(Part of a data file)
^^^^^^^^^^^^^^^^

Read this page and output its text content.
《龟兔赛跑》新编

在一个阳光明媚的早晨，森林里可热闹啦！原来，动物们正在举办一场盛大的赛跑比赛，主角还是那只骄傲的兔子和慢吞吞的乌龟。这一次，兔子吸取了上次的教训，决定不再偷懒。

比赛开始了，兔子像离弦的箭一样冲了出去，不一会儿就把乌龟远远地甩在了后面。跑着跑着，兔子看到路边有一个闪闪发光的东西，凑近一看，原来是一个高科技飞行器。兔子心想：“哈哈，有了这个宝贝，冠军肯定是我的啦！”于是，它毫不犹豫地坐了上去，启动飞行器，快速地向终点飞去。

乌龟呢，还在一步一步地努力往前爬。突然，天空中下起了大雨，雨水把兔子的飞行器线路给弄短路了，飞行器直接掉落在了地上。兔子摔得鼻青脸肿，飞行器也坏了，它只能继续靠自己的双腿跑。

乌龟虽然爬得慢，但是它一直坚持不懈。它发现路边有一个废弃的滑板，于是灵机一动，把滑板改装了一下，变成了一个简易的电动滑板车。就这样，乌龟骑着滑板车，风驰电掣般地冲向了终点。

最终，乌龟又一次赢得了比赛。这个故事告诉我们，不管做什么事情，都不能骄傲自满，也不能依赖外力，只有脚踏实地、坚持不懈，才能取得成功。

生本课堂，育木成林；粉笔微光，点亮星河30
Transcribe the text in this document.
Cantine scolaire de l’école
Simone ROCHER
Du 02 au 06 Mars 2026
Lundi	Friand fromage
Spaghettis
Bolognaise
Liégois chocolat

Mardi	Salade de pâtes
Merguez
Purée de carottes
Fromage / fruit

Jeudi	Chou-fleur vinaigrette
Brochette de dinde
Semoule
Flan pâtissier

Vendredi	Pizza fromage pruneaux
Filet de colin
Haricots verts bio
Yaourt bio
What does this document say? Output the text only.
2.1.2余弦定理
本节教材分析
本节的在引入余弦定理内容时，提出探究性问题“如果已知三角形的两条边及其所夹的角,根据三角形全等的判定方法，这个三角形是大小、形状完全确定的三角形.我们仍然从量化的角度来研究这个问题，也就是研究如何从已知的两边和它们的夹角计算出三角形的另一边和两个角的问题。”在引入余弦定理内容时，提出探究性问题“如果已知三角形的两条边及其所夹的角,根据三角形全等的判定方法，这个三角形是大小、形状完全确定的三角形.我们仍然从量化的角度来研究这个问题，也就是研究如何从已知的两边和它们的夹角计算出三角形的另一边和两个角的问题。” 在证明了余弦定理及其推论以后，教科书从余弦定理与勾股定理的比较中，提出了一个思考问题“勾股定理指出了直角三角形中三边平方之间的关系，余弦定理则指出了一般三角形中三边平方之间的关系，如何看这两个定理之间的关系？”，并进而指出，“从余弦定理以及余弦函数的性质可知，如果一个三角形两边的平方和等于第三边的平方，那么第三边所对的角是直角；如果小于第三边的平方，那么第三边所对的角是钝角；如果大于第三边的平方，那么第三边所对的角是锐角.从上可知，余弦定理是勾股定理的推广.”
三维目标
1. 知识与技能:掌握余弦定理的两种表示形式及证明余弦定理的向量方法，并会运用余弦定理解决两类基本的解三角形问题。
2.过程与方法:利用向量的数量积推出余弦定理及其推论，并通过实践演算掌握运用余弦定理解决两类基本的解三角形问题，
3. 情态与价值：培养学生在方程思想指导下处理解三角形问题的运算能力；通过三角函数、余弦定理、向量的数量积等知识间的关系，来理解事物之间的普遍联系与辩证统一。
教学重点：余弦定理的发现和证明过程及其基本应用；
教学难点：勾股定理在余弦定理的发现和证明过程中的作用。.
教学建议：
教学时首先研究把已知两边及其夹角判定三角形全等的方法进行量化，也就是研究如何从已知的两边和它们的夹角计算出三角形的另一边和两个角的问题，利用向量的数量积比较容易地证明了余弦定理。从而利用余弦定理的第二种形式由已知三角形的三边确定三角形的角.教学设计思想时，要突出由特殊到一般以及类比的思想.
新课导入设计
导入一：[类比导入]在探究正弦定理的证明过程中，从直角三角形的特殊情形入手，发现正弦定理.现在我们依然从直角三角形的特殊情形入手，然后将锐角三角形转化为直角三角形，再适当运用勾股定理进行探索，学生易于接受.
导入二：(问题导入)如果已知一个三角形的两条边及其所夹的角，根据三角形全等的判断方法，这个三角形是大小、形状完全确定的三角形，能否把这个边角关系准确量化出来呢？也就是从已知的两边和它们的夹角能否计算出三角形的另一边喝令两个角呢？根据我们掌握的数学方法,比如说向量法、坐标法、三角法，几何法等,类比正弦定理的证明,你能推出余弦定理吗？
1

^^^^^^^^^^^^^^^^

YOUR OBJECTIVE. Pull out all lines in the data above that include "形状完全确定的三角形".

TASK OUTPUT.
本节的在引入余弦定理内容时，提出探究性问题“如果已知三角形的两条边及其所夹的角,根据三角形全等的判定方法，这个三角形是大小、形状完全确定的三角形.我们仍然从量化的角度来研究这个问题，也就是研究如何从已知的两边和它们的夹角计算出三角形的另一边和两个角的问题。”在引入余弦定理内容时，提出探究性问题“如果已知三角形的两条边及其所夹的角,根据三角形全等的判定方法，这个三角形是大小、形状完全确定的三角形.我们仍然从量化的角度来研究这个问题，也就是研究如何从已知的两边和它们的夹角计算出三角形的另一边和两个角的问题。” 在证明了余弦定理及其推论以后，教科书从余弦定理与勾股定理的比较中，提出了一个思考问题“勾股定理指出了直角三角形中三边平方之间的关系，余弦定理则指出了一般三角形中三边平方之间的关系，如何看这两个定理之间的关系？”，并进而指出，“从余弦定理以及余弦函数的性质可知，如果一个三角形两边的平方和等于第三边的平方，那么第三边所对的角是直角；如果小于第三边的平方，那么第三边所对的角是钝角；如果大于第三边的平方，那么第三边所对的角是锐角.从上可知，余弦定理是勾股定理的推广.”
导入二：(问题导入)如果已知一个三角形的两条边及其所夹的角，根据三角形全等的判断方法，这个三角形是大小、形状完全确定的三角形，能否把这个边角关系准确量化出来呢？也就是从已知的两边和它们的夹角能否计算出三角形的另一边喝令两个角呢？根据我们掌握的数学方法,比如说向量法、坐标法、三角法，几何法等,类比正弦定理的证明,你能推出余弦定理吗？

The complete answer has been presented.